======== Data in this exercise ========
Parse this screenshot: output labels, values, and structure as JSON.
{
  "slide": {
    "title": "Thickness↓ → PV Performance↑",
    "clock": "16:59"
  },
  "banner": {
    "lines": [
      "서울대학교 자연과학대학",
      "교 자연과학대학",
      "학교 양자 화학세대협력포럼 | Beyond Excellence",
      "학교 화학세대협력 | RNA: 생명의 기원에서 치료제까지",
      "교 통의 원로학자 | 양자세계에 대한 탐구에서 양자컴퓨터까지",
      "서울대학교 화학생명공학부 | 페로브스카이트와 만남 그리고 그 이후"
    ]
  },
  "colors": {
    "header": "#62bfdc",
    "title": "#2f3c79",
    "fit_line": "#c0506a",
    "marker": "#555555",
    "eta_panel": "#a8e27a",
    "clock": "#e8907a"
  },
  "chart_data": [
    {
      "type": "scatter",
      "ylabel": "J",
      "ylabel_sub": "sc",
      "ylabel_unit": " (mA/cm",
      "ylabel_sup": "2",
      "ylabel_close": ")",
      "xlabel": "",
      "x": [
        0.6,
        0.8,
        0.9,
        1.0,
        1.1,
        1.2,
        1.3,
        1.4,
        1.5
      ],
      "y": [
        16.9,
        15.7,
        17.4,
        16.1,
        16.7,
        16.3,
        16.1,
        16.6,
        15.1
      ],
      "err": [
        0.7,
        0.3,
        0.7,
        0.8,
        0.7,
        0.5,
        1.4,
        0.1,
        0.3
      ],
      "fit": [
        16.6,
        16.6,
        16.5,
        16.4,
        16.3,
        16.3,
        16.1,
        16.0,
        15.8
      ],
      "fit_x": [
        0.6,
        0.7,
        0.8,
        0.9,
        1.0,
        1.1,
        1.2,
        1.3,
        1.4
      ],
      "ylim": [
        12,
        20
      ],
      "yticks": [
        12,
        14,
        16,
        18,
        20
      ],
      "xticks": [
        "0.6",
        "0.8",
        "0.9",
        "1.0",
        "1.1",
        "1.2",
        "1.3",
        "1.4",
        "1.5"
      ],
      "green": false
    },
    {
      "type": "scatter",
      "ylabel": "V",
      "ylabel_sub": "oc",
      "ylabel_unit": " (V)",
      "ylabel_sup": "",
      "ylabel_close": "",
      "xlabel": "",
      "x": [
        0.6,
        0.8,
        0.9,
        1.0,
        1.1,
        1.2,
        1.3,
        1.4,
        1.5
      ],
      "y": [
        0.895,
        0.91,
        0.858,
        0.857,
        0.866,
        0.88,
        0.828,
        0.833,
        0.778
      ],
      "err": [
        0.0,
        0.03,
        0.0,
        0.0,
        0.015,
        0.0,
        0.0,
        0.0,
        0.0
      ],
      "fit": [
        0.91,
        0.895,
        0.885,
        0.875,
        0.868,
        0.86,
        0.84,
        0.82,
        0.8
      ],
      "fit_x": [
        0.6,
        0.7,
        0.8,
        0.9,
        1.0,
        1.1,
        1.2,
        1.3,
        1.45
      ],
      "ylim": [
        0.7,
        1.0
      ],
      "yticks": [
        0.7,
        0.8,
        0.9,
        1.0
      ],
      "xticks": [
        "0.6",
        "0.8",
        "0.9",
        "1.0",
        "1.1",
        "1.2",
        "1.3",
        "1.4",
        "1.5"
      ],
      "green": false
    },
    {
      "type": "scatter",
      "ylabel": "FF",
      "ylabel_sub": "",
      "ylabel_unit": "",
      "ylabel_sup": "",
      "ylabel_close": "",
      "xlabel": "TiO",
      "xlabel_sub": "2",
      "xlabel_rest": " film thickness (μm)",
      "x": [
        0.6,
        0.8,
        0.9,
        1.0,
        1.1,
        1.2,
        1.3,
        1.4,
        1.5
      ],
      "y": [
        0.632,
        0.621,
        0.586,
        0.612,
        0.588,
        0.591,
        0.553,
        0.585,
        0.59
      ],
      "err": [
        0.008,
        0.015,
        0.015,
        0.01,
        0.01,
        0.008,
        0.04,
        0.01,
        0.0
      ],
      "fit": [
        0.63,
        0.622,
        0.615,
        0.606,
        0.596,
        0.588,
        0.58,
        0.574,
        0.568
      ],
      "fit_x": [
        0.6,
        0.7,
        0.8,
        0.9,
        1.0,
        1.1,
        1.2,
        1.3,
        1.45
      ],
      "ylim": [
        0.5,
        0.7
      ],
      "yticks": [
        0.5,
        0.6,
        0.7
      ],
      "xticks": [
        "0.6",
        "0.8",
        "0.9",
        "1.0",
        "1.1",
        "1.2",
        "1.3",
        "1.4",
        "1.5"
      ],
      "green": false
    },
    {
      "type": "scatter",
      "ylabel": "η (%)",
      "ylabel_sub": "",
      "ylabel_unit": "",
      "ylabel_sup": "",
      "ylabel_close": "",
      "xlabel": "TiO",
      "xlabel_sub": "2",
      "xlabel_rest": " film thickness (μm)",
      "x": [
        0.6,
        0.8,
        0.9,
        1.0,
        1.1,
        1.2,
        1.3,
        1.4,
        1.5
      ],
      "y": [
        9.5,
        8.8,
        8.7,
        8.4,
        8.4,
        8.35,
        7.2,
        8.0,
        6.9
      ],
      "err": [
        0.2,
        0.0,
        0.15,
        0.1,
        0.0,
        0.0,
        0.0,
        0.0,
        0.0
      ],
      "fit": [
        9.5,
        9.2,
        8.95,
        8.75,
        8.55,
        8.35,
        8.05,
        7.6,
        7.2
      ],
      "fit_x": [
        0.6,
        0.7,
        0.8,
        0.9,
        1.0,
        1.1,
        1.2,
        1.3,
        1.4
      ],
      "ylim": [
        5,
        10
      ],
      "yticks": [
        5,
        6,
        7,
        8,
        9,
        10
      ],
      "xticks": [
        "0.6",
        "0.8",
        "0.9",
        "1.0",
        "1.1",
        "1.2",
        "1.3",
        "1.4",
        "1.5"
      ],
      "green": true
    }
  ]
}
========
_Your objective_: Return the entries above exactly as they appear.

_Solved exercise_:
Parse this screenshot: output labels, values, and structure as JSON.
{
  "slide": {
    "title": "Thickness↓ → PV Performance↑",
    "clock": "16:59"
  },
  "banner": {
    "lines": [
      "서울대학교 자연과학대학",
      "교 자연과학대학",
      "학교 양자 화학세대협력포럼 | Beyond Excellence",
      "학교 화학세대협력 | RNA: 생명의 기원에서 치료제까지",
      "교 통의 원로학자 | 양자세계에 대한 탐구에서 양자컴퓨터까지",
      "서울대학교 화학생명공학부 | 페로브스카이트와 만남 그리고 그 이후"
    ]
  },
  "colors": {
    "header": "#62bfdc",
    "title": "#2f3c79",
    "fit_line": "#c0506a",
    "marker": "#555555",
    "eta_panel": "#a8e27a",
    "clock": "#e8907a"
  },
  "chart_data": [
    {
      "type": "scatter",
      "ylabel": "J",
      "ylabel_sub": "sc",
      "ylabel_unit": " (mA/cm",
      "ylabel_sup": "2",
      "ylabel_close": ")",
      "xlabel": "",
      "x": [
        0.6,
        0.8,
        0.9,
        1.0,
        1.1,
        1.2,
        1.3,
        1.4,
        1.5
      ],
      "y": [
        16.9,
        15.7,
        17.4,
        16.1,
        16.7,
        16.3,
        16.1,
        16.6,
        15.1
      ],
      "err": [
        0.7,
        0.3,
        0.7,
        0.8,
        0.7,
        0.5,
        1.4,
        0.1,
        0.3
      ],
      "fit": [
        16.6,
        16.6,
        16.5,
        16.4,
        16.3,
        16.3,
        16.1,
        16.0,
        15.8
      ],
      "fit_x": [
        0.6,
        0.7,
        0.8,
        0.9,
        1.0,
        1.1,
        1.2,
        1.3,
        1.4
      ],
      "ylim": [
        12,
        20
      ],
      "yticks": [
        12,
        14,
        16,
        18,
        20
      ],
      "xticks": [
        "0.6",
        "0.8",
        "0.9",
        "1.0",
        "1.1",
        "1.2",
        "1.3",
        "1.4",
        "1.5"
      ],
      "green": false
    },
    {
      "type": "scatter",
      "ylabel": "V",
      "ylabel_sub": "oc",
      "ylabel_unit": " (V)",
      "ylabel_sup": "",
      "ylabel_close": "",
      "xlabel": "",
      "x": [
        0.6,
        0.8,
        0.9,
        1.0,
        1.1,
        1.2,
        1.3,
        1.4,
        1.5
      ],
      "y": [
        0.895,
        0.91,
        0.858,
        0.857,
        0.866,
        0.88,
        0.828,
        0.833,
        0.778
      ],
      "err": [
        0.0,
        0.03,
        0.0,
        0.0,
        0.015,
        0.0,
        0.0,
        0.0,
        0.0
      ],
      "fit": [
        0.91,
        0.895,
        0.885,
        0.875,
        0.868,
        0.86,
        0.84,
        0.82,
        0.8
      ],
      "fit_x": [
        0.6,
        0.7,
        0.8,
        0.9,
        1.0,
        1.1,
        1.2,
        1.3,
        1.45
      ],
      "ylim": [
        0.7,
        1.0
      ],
      "yticks": [
        0.7,
        0.8,
        0.9,
        1.0
      ],
      "xticks": [
        "0.6",
        "0.8",
        "0.9",
        "1.0",
        "1.1",
        "1.2",
        "1.3",
        "1.4",
        "1.5"
      ],
      "green": false
    },
    {
      "type": "scatter",
      "ylabel": "FF",
      "ylabel_sub": "",
      "ylabel_unit": "",
      "ylabel_sup": "",
      "ylabel_close": "",
      "xlabel": "TiO",
      "xlabel_sub": "2",
      "xlabel_rest": " film thickness (μm)",
      "x": [
        0.6,
        0.8,
        0.9,
        1.0,
        1.1,
        1.2,
        1.3,
        1.4,
        1.5
      ],
      "y": [
        0.632,
        0.621,
        0.586,
        0.612,
        0.588,
        0.591,
        0.553,
        0.585,
        0.59
      ],
      "err": [
        0.008,
        0.015,
        0.015,
        0.01,
        0.01,
        0.008,
        0.04,
        0.01,
        0.0
      ],
      "fit": [
        0.63,
        0.622,
        0.615,
        0.606,
        0.596,
        0.588,
        0.58,
        0.574,
        0.568
      ],
      "fit_x": [
        0.6,
        0.7,
        0.8,
        0.9,
        1.0,
        1.1,
        1.2,
        1.3,
        1.45
      ],
      "ylim": [
        0.5,
        0.7
      ],
      "yticks": [
        0.5,
        0.6,
        0.7
      ],
      "xticks": [
        "0.6",
        "0.8",
        "0.9",
        "1.0",
        "1.1",
        "1.2",
        "1.3",
        "1.4",
        "1.5"
      ],
      "green": false
    },
    {
      "type": "scatter",
      "ylabel": "η (%)",
      "ylabel_sub": "",
      "ylabel_unit": "",
      "ylabel_sup": "",
      "ylabel_close": "",
      "xlabel": "TiO",
      "xlabel_sub": "2",
      "xlabel_rest": " film thickness (μm)",
      "x": [
        0.6,
        0.8,
        0.9,
        1.0,
        1.1,
        1.2,
        1.3,
        1.4,
        1.5
      ],
      "y": [
        9.5,
        8.8,
        8.7,
        8.4,
        8.4,
        8.35,
        7.2,
        8.0,
        6.9
      ],
      "err": [
        0.2,
        0.0,
        0.15,
        0.1,
        0.0,
        0.0,
        0.0,
        0.0,
        0.0
      ],
      "fit": [
        9.5,
        9.2,
        8.95,
        8.75,
        8.55,
        8.35,
        8.05,
        7.6,
        7.2
      ],
      "fit_x": [
        0.6,
        0.7,
        0.8,
        0.9,
        1.0,
        1.1,
        1.2,
        1.3,
        1.4
      ],
      "ylim": [
        5,
        10
      ],
      "yticks": [
        5,
        6,
        7,
        8,
        9,
        10
      ],
      "xticks": [
        "0.6",
        "0.8",
        "0.9",
        "1.0",
        "1.1",
        "1.2",
        "1.3",
        "1.4",
        "1.5"
      ],
      "green": true
    }
  ]
}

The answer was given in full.